==== THE RECORDS ====
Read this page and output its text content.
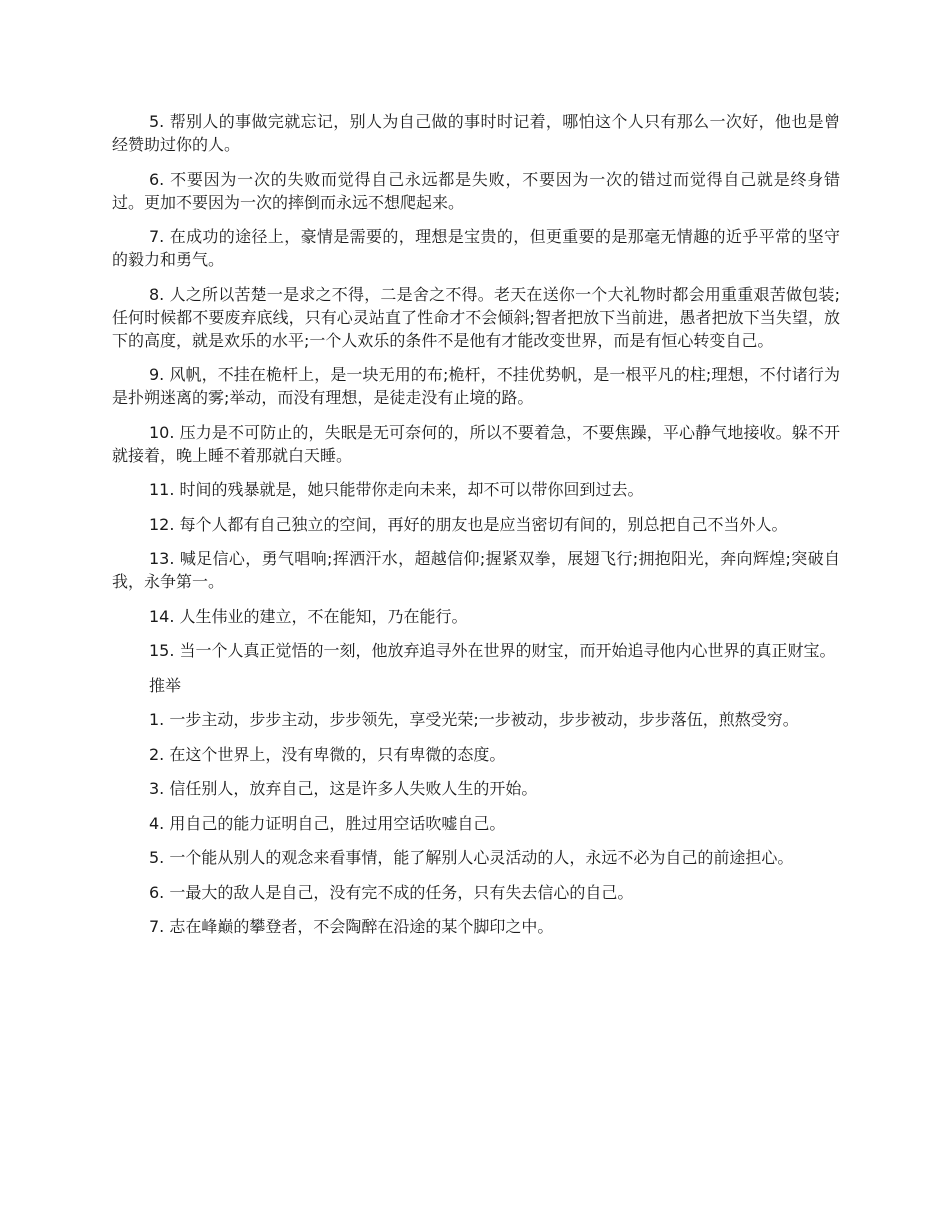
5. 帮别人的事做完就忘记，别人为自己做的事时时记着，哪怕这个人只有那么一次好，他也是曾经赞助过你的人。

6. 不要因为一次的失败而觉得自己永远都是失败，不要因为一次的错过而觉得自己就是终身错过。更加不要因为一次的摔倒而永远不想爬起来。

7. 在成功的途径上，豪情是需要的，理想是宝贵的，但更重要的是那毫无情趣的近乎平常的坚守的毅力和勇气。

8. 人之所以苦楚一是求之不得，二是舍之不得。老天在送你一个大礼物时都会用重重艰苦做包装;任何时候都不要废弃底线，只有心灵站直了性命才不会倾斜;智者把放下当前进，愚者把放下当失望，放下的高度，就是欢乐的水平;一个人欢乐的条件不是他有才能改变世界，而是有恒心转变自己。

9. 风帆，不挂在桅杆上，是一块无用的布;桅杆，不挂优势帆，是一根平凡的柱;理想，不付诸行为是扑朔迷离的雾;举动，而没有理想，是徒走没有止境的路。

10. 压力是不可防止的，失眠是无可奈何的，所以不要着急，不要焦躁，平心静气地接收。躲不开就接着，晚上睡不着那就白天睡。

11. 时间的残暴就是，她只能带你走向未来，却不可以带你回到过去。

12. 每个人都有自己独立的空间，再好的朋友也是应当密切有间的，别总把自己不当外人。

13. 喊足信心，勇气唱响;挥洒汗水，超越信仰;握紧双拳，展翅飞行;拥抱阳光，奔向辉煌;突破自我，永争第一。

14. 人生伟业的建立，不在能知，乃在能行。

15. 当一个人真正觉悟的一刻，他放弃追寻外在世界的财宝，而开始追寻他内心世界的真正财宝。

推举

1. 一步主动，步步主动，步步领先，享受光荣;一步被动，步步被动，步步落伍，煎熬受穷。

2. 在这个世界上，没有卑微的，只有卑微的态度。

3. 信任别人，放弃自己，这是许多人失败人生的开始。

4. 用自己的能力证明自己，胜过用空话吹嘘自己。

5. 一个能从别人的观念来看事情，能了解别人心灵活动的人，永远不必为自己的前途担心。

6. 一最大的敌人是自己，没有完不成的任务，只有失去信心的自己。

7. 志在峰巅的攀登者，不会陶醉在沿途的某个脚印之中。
====
==== THE RECORDS ====
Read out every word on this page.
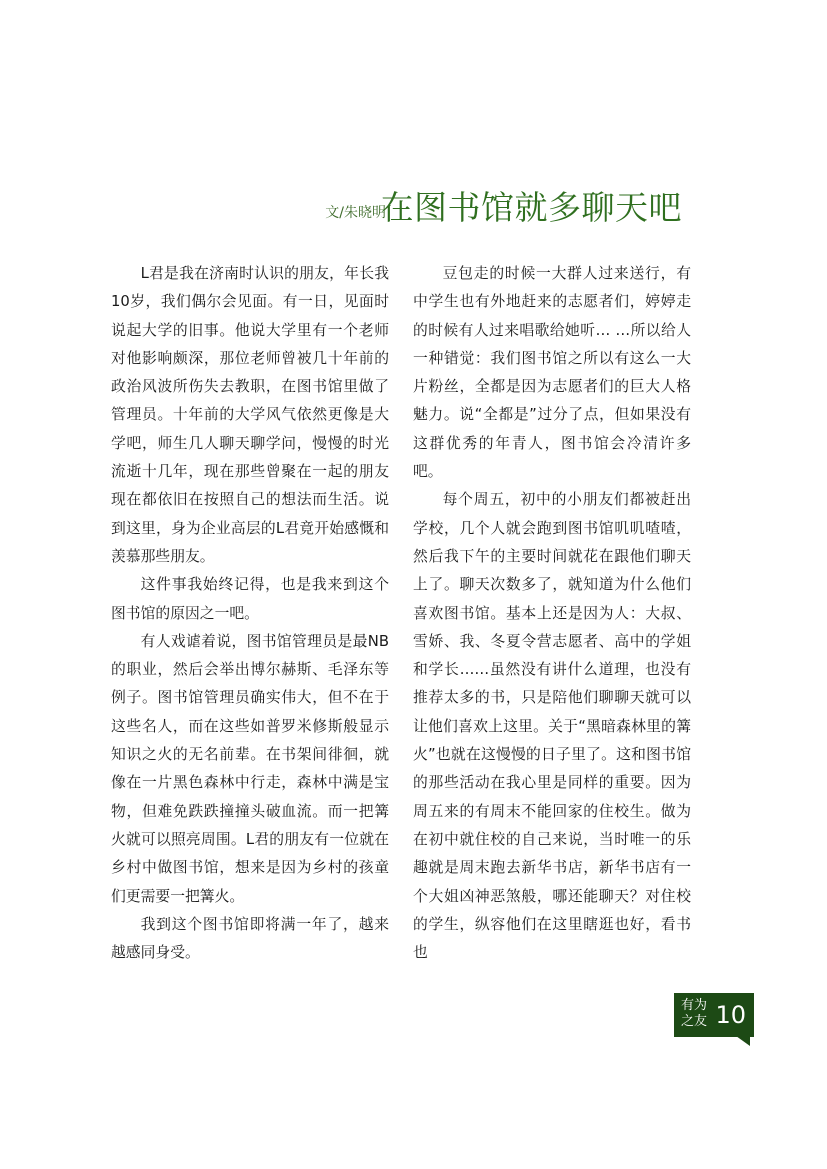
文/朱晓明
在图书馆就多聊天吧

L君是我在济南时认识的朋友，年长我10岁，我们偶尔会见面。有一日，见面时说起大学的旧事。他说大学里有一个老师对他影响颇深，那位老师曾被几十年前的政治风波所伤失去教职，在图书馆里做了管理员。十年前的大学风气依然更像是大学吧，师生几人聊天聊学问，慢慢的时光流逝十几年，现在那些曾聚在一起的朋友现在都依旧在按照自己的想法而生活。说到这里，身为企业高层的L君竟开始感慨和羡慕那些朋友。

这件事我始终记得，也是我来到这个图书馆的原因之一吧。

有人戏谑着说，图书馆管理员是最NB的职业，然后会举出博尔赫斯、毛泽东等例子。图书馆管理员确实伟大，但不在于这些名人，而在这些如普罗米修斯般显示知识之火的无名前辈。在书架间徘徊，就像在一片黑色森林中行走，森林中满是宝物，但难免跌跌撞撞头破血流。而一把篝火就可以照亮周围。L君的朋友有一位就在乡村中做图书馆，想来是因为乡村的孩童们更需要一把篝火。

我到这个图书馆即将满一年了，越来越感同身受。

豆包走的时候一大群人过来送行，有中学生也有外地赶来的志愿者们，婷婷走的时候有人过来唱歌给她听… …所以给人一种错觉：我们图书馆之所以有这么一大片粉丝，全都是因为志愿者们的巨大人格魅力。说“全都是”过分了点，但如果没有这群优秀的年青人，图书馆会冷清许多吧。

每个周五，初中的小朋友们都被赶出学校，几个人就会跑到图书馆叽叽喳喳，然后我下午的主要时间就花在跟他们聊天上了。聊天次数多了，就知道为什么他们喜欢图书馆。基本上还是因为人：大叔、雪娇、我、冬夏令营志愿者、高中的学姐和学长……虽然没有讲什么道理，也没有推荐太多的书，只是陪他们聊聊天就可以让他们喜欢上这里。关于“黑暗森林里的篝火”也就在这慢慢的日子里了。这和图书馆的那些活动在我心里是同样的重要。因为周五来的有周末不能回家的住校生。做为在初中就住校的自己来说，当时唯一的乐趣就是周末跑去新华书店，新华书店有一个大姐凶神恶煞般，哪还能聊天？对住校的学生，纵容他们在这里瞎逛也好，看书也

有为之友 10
====
==== THE RECORDS ====
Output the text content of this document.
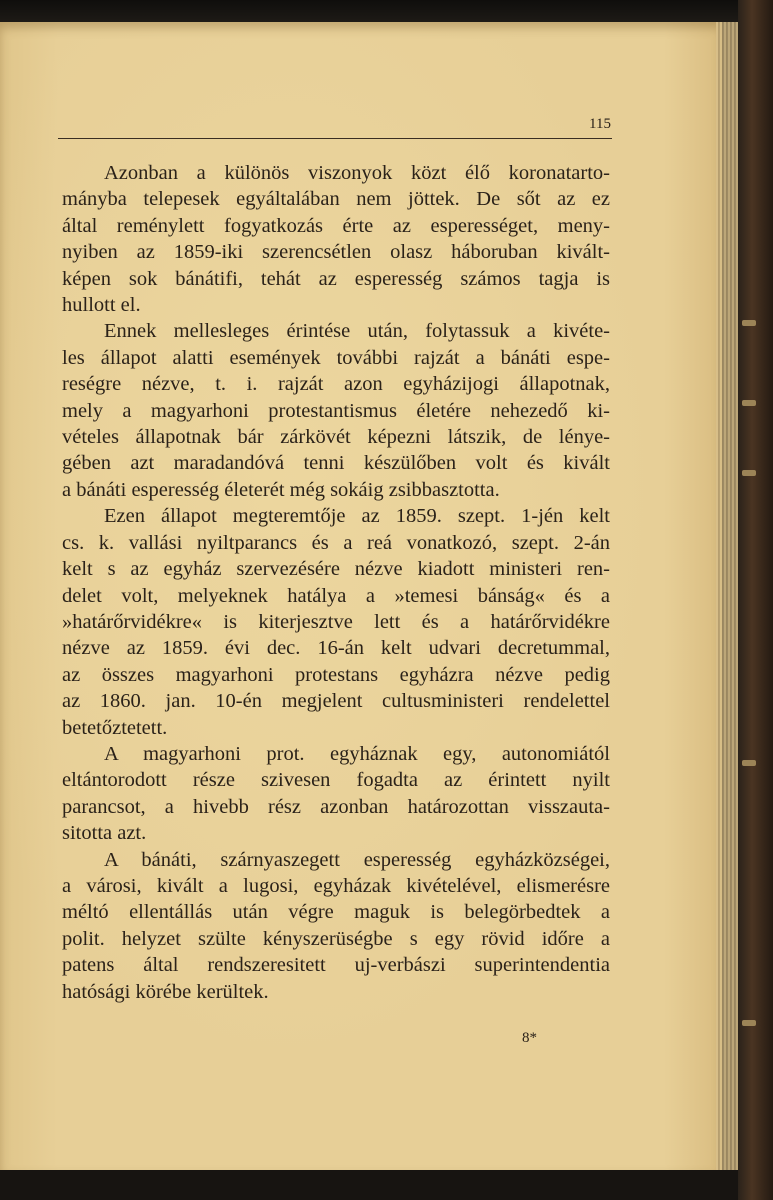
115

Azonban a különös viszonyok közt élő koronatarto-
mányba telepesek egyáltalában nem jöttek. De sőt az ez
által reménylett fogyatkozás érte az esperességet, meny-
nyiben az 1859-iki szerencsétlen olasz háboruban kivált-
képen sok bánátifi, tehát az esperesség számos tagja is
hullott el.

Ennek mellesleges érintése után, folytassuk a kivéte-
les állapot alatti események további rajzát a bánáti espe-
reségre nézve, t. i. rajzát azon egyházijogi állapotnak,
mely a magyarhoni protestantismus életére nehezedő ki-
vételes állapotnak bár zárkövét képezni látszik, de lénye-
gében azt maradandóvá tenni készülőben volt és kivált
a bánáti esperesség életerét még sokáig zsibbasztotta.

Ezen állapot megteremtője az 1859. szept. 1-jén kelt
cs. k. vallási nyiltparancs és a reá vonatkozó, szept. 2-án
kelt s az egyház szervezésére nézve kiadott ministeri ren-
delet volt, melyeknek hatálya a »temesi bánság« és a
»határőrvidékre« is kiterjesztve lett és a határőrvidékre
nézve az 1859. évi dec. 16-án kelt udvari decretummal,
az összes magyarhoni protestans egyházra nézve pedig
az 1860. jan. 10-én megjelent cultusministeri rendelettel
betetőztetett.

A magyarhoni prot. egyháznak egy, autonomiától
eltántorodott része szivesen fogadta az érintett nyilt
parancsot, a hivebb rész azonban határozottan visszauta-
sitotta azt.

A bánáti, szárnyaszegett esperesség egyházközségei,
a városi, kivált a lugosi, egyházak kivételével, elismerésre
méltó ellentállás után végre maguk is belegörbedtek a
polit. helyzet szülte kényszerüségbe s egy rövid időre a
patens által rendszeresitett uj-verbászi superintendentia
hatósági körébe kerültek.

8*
====
- THE PROBLEM
How many of the lines above contain the string "állapotnak"? Give the number only.

- ANSWER TO THE EXERCISE
2